» Exercise instructions: What lines of the data include the string "output"? Copy them all.

» The data:
□ □ □ □ □

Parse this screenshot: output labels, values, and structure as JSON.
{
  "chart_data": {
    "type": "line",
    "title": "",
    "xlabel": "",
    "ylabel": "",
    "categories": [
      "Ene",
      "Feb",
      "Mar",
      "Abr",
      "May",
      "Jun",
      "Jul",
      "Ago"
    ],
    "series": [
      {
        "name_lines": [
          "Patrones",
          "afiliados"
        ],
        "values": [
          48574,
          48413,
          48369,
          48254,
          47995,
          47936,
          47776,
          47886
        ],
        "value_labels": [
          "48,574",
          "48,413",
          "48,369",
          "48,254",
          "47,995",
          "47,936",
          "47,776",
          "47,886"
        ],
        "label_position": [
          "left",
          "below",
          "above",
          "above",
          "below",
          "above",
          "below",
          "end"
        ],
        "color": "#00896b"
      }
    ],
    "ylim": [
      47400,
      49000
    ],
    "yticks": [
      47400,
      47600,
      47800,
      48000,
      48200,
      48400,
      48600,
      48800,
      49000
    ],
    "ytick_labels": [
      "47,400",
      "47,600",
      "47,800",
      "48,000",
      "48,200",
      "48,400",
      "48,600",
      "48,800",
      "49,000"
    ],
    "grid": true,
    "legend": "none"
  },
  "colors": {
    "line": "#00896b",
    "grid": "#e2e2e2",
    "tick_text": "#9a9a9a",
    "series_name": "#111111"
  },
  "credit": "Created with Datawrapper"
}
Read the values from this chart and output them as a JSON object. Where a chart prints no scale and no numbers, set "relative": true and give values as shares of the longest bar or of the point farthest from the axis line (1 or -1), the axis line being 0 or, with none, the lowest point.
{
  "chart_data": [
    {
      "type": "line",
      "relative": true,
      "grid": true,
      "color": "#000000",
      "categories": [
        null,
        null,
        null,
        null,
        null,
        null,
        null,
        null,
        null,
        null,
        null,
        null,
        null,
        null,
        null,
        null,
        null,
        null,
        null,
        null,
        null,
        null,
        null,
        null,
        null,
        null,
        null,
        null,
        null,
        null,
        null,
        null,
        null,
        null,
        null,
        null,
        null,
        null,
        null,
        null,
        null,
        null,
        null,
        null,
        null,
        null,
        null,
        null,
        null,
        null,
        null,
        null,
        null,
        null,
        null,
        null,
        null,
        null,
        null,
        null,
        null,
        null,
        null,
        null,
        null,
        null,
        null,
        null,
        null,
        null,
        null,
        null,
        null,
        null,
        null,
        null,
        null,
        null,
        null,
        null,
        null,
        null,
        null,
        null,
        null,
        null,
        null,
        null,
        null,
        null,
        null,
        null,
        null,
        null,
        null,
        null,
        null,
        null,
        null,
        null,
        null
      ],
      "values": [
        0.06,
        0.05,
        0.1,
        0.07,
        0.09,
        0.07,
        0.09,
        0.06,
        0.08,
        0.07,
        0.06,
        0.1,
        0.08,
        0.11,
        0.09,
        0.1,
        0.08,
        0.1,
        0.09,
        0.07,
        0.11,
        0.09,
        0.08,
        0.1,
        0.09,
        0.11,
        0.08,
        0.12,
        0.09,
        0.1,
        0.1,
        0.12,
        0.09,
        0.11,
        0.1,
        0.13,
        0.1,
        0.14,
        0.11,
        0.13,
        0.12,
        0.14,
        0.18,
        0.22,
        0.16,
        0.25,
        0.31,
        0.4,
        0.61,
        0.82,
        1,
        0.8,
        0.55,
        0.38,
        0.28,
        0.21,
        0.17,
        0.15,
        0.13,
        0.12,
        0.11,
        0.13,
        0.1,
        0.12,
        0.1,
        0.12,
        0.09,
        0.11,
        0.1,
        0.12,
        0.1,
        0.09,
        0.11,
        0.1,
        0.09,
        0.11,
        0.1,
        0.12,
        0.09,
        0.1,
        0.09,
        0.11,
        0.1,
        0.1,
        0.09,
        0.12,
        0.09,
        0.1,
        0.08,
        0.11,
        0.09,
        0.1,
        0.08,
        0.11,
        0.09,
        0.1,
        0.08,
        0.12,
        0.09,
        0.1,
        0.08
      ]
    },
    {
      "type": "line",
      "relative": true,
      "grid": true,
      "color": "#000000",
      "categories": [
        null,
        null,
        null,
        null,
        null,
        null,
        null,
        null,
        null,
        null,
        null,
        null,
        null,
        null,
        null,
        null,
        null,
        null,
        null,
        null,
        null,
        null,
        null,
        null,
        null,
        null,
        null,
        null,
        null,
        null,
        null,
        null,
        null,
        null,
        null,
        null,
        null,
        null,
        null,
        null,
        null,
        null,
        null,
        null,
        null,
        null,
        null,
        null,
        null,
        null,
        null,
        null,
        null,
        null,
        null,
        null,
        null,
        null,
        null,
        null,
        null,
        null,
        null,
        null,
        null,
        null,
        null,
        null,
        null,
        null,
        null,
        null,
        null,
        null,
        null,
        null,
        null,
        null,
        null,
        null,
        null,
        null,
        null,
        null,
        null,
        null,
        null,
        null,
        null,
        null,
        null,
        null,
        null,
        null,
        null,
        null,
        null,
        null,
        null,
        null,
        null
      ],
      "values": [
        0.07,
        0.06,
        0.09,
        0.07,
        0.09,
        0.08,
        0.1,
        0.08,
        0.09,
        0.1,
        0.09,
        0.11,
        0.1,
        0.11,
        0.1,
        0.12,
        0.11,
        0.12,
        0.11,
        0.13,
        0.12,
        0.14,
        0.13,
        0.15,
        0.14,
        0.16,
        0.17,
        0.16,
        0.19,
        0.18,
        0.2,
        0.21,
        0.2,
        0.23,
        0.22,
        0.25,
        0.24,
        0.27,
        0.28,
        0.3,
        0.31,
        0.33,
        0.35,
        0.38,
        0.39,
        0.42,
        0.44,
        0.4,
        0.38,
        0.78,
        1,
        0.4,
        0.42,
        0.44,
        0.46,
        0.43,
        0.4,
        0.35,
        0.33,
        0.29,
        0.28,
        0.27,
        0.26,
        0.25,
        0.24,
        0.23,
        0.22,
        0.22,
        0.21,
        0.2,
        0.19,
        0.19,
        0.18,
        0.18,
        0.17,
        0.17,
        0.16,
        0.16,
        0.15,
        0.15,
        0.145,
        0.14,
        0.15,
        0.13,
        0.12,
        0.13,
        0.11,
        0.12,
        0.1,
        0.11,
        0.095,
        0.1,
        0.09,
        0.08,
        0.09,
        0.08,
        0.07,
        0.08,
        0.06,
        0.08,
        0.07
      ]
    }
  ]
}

□ □ □ □ □

» Finished task:
Parse this screenshot: output labels, values, and structure as JSON.
Read the values from this chart and output them as a JSON object. Where a chart prints no scale and no numbers, set "relative": true and give values as shares of the longest bar or of the point farthest from the axis line (1 or -1), the axis line being 0 or, with none, the lowest point.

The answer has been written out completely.